Rewrite the lines from the line with "headline-item[interactable]: • America's" through the line with "article-title-line: People Are", putting "third quarter" in place of "second quarter" and leaving everything else unchanged.

-- begin --

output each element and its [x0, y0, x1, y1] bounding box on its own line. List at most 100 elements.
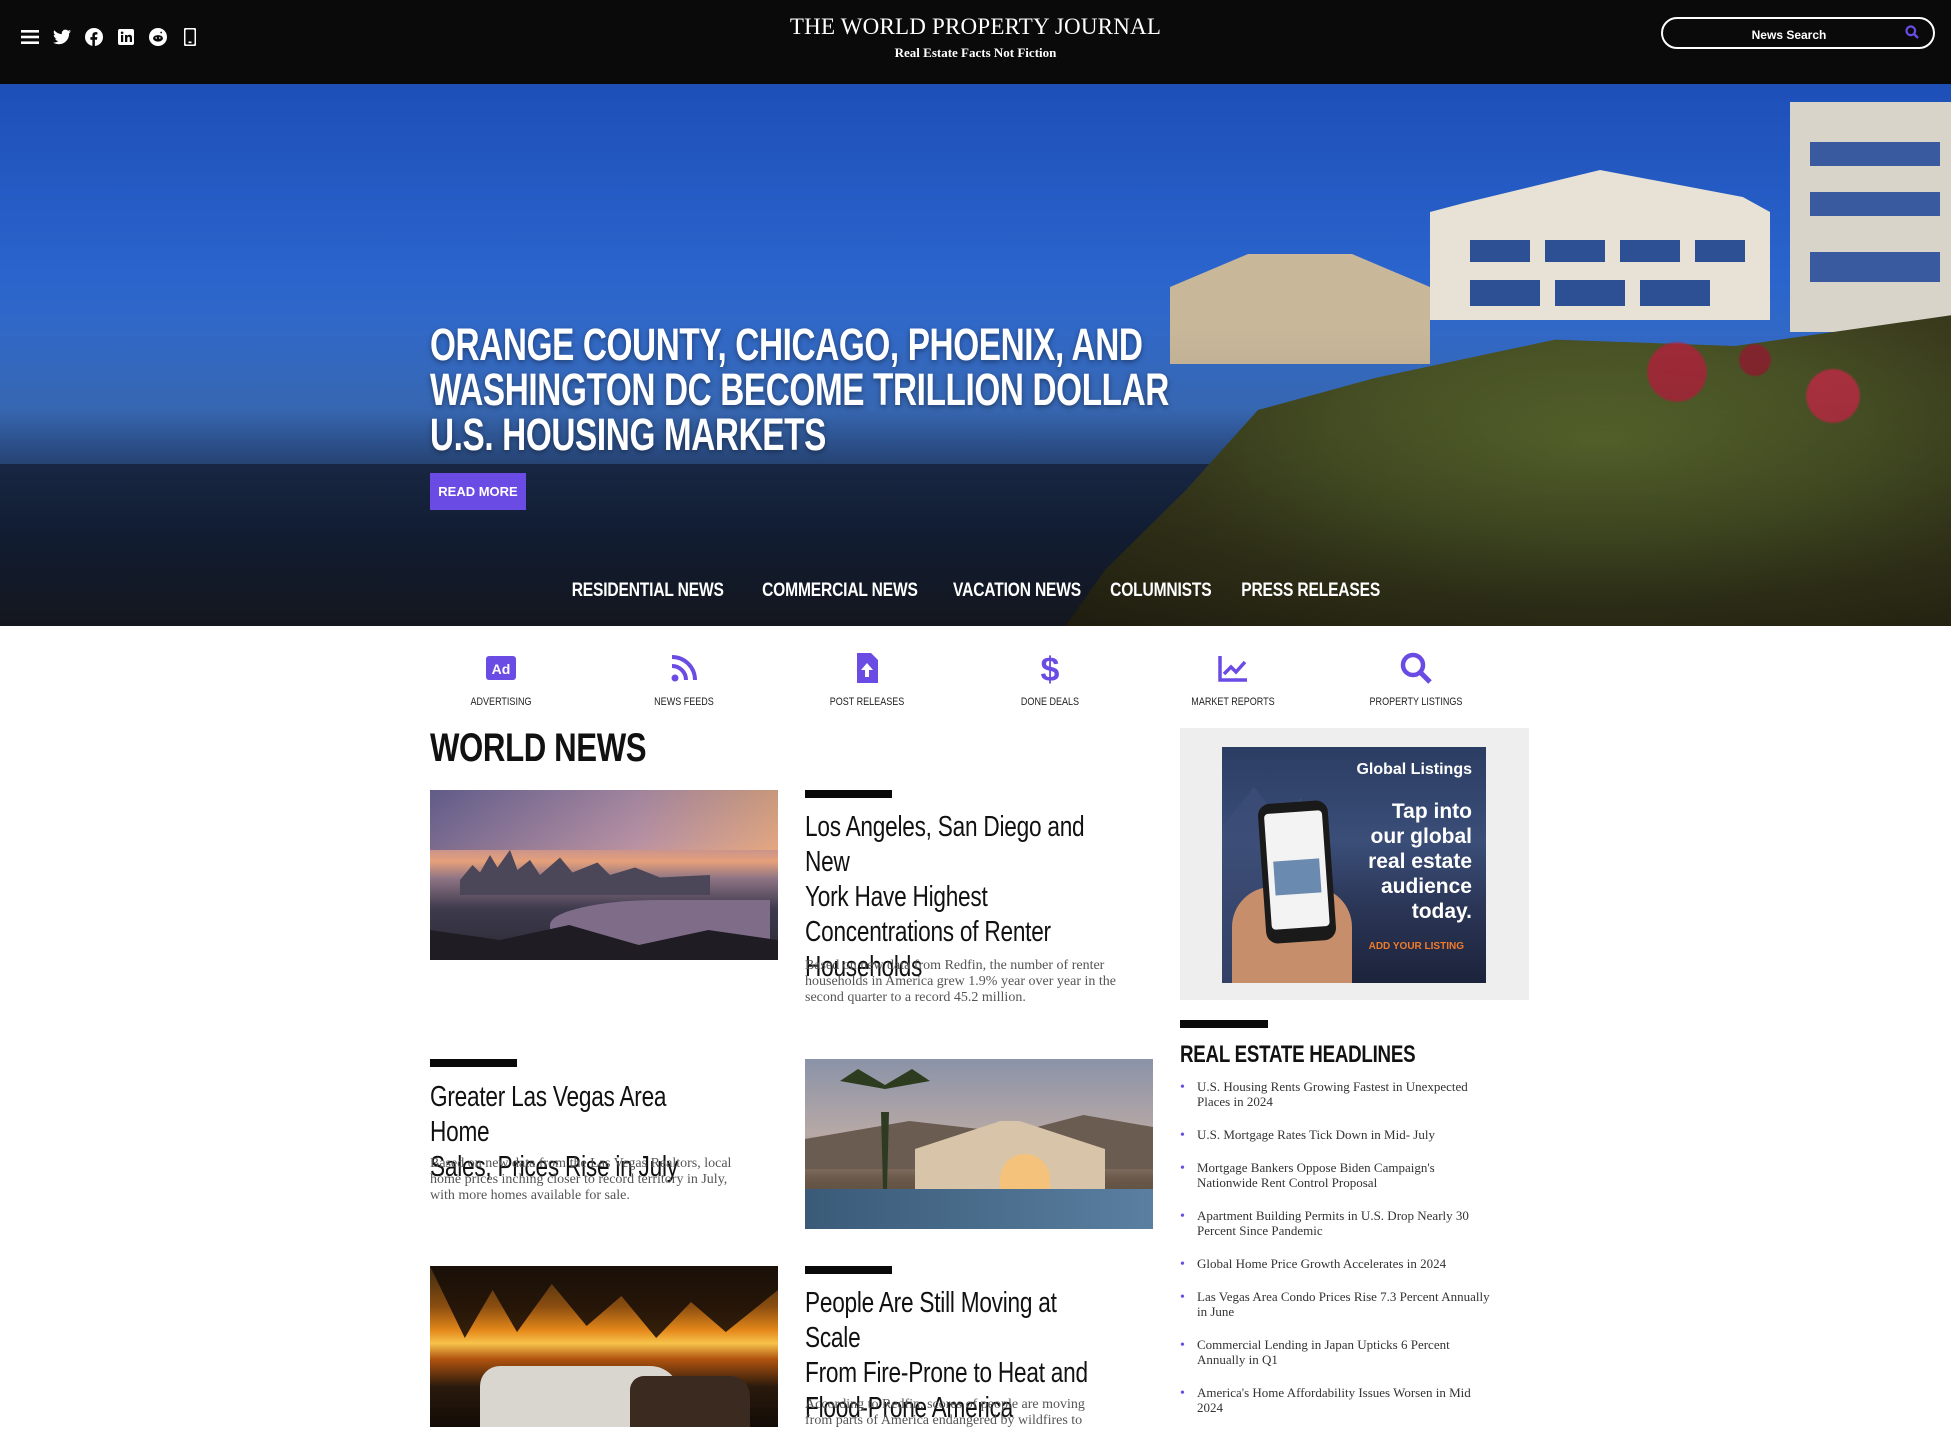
headline-item[interactable]: • America's Home Affordability Issues Wor…: [1180, 1385, 1532, 1415]
service-post-releases[interactable]: POST RELEASES: [797, 650, 937, 708]
article-title-line: Los Angeles, San Diego and New: [805, 811, 1085, 878]
article-summary-line: second quarter to a record 45.2 million.: [805, 990, 1026, 1005]
article-divider: [805, 1266, 892, 1274]
article-title-line: People Are Still Moving at Scale: [805, 1287, 1057, 1354]
article-title-line: York Have Highest: [805, 881, 988, 913]
headline-item[interactable]: • Las Vegas Area Condo Prices Rise 7.3 Pe…: [1180, 1289, 1532, 1319]
bullet-icon: •: [1180, 1161, 1185, 1176]
headline-line: Places in 2024: [1197, 1094, 1273, 1109]
service-news-feeds[interactable]: NEWS FEEDS: [614, 650, 754, 708]
headlines-list: • U.S. Housing Rents Growing Fastest in U…: [1180, 1079, 1532, 1433]
headline-link[interactable]: Global Home Price Growth Accelerates in …: [1197, 1256, 1446, 1271]
headline-line: Global Home Price Growth Accelerates in …: [1197, 1256, 1447, 1271]
svg-text:$: $: [1041, 651, 1060, 686]
headline-line: Annually in Q1: [1197, 1352, 1278, 1367]
service-label: NEWS FEEDS: [654, 696, 714, 708]
bullet-icon: •: [1180, 1257, 1185, 1272]
bullet-icon: •: [1180, 1080, 1185, 1095]
bullet-icon: •: [1180, 1290, 1185, 1305]
service-advertising[interactable]: Ad ADVERTISING: [431, 650, 571, 708]
headline-line: Las Vegas Area Condo Prices Rise 7.3 Per…: [1197, 1289, 1490, 1304]
svg-text:Ad: Ad: [492, 661, 511, 677]
article-summary-line: home prices inching closer to record ter…: [430, 1172, 728, 1187]
site-brand[interactable]: THE WORLD PROPERTY JOURNAL Real Estate F…: [0, 14, 1951, 61]
article-title-line: From Fire-Prone to Heat and: [805, 1357, 1088, 1389]
headlines-title: REAL ESTATE HEADLINES: [1180, 1041, 1416, 1068]
headline-line: Nationwide Rent Control Proposal: [1197, 1175, 1378, 1190]
ad-tagline-line: audience: [1380, 875, 1472, 898]
search-icon[interactable]: [1905, 25, 1919, 39]
nav-residential-news[interactable]: RESIDENTIAL NEWS: [572, 580, 724, 602]
news-search[interactable]: [1661, 17, 1935, 49]
headline-item[interactable]: • U.S. Housing Rents Growing Fastest in U…: [1180, 1079, 1532, 1109]
headline-line: Mortgage Bankers Oppose Biden Campaign's: [1197, 1160, 1435, 1175]
article-summary-line: Based on new data from the Las Vegas Rea…: [430, 1156, 732, 1171]
hero-headline[interactable]: ORANGE COUNTY, CHICAGO, PHOENIX, AND WAS…: [430, 322, 1169, 457]
sidebar-ad-box: Global Listings Tap into our global real…: [1180, 728, 1529, 1000]
service-label: ADVERTISING: [470, 696, 532, 708]
headline-line: U.S. Mortgage Rates Tick Down in Mid- Ju…: [1197, 1127, 1435, 1142]
bullet-icon: •: [1180, 1386, 1185, 1401]
article-image-las-vegas[interactable]: [805, 1059, 1153, 1229]
service-market-reports[interactable]: MARKET REPORTS: [1163, 650, 1303, 708]
headline-line: 2024: [1197, 1400, 1223, 1415]
phone-image: [1257, 799, 1337, 945]
headline-link[interactable]: U.S. Housing Rents Growing Fastest in Un…: [1197, 1079, 1468, 1109]
search-input[interactable]: [1677, 24, 1901, 46]
article-summary: According to Redfin, scores of people ar…: [805, 1397, 1165, 1429]
world-news-title: WORLD NEWS: [430, 726, 647, 770]
ad-tagline-line: today.: [1411, 900, 1472, 923]
nav-press-releases[interactable]: PRESS RELEASES: [1242, 580, 1381, 602]
article-image-los-angeles[interactable]: [430, 790, 778, 960]
site-title[interactable]: THE WORLD PROPERTY JOURNAL: [0, 14, 1951, 40]
add-your-listing-link[interactable]: ADD YOUR LISTING: [1369, 941, 1464, 952]
headline-item[interactable]: • Apartment Building Permits in U.S. Drop…: [1180, 1208, 1532, 1238]
chart-line-icon: [1218, 656, 1247, 682]
nav-commercial-news[interactable]: COMMERCIAL NEWS: [762, 580, 918, 602]
ad-tagline-line: real estate: [1368, 850, 1472, 873]
article-divider: [805, 790, 892, 798]
headline-link[interactable]: U.S. Mortgage Rates Tick Down in Mid- Ju…: [1197, 1127, 1435, 1142]
article-summary-line: households in America grew 1.9% year ove…: [805, 974, 1117, 989]
headline-line: Commercial Lending in Japan Upticks 6 Pe…: [1197, 1337, 1450, 1352]
headline-line: America's Home Affordability Issues Wors…: [1197, 1385, 1471, 1400]
service-label: MARKET REPORTS: [1191, 696, 1275, 708]
headline-item[interactable]: • U.S. Mortgage Rates Tick Down in Mid- J…: [1180, 1127, 1532, 1143]
headline-link[interactable]: America's Home Affordability Issues Wors…: [1197, 1385, 1471, 1415]
nav-vacation-news[interactable]: VACATION NEWS: [953, 580, 1081, 602]
headline-line: U.S. Housing Rents Growing Fastest in Un…: [1197, 1079, 1468, 1094]
service-done-deals[interactable]: $ DONE DEALS: [980, 650, 1120, 708]
ad-tagline: Tap into our global real estate audience…: [1332, 799, 1472, 924]
article-summary: Based on new data from the Las Vegas Rea…: [430, 1156, 790, 1204]
site-tagline: Real Estate Facts Not Fiction: [894, 45, 1057, 60]
hero-headline-line: ORANGE COUNTY, CHICAGO, PHOENIX, AND: [430, 319, 1143, 370]
article-title-line: Greater Las Vegas Area Home: [430, 1081, 667, 1148]
article-divider: [430, 1059, 517, 1067]
headline-item[interactable]: • Commercial Lending in Japan Upticks 6 P…: [1180, 1337, 1532, 1367]
headline-line: Apartment Building Permits in U.S. Drop …: [1197, 1208, 1469, 1223]
article-summary-line: Based on new data from Redfin, the numbe…: [805, 958, 1105, 973]
global-listings-ad[interactable]: Global Listings Tap into our global real…: [1222, 747, 1486, 983]
headline-item[interactable]: • Mortgage Bankers Oppose Biden Campaign'…: [1180, 1160, 1532, 1190]
main-nav: RESIDENTIAL NEWS COMMERCIAL NEWS VACATIO…: [0, 580, 1951, 602]
headline-link[interactable]: Las Vegas Area Condo Prices Rise 7.3 Per…: [1197, 1289, 1490, 1319]
article-summary-line: from parts of America endangered by wild…: [805, 1413, 1083, 1428]
service-label: PROPERTY LISTINGS: [1369, 696, 1463, 708]
article-title-line: Concentrations of Renter: [805, 916, 1051, 948]
headline-line: Percent Since Pandemic: [1197, 1223, 1323, 1238]
search-icon: [1400, 652, 1432, 684]
headline-link[interactable]: Mortgage Bankers Oppose Biden Campaign's…: [1197, 1160, 1435, 1190]
article-image-wildfire[interactable]: [430, 1266, 778, 1427]
headline-link[interactable]: Apartment Building Permits in U.S. Drop …: [1197, 1208, 1469, 1238]
service-property-listings[interactable]: PROPERTY LISTINGS: [1346, 650, 1486, 708]
article-summary-line: According to Redfin, scores of people ar…: [805, 1397, 1085, 1412]
top-bar: THE WORLD PROPERTY JOURNAL Real Estate F…: [0, 0, 1951, 84]
read-more-button[interactable]: READ MORE: [430, 473, 526, 510]
ad-tagline-line: Tap into: [1391, 800, 1472, 823]
headline-item[interactable]: • Global Home Price Growth Accelerates in…: [1180, 1256, 1532, 1272]
headline-link[interactable]: Commercial Lending in Japan Upticks 6 Pe…: [1197, 1337, 1450, 1367]
hero-headline-line: WASHINGTON DC BECOME TRILLION DOLLAR: [430, 364, 1169, 415]
service-links: Ad ADVERTISING NEWS FEEDS POST RELEASES …: [430, 650, 1530, 716]
nav-columnists[interactable]: COLUMNISTS: [1110, 580, 1212, 602]
bullet-icon: •: [1180, 1209, 1185, 1224]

-- end --

→ **Exercise solution**
headline-item[interactable]: • America's Home Affordability Issues Wor…: [1180, 1385, 1532, 1415]
service-post-releases[interactable]: POST RELEASES: [797, 650, 937, 708]
article-title-line: Los Angeles, San Diego and New: [805, 811, 1085, 878]
article-summary-line: third quarter to a record 45.2 million.: [805, 990, 1026, 1005]
article-divider: [805, 1266, 892, 1274]
article-title-line: People Are Still Moving at Scale: [805, 1287, 1057, 1354]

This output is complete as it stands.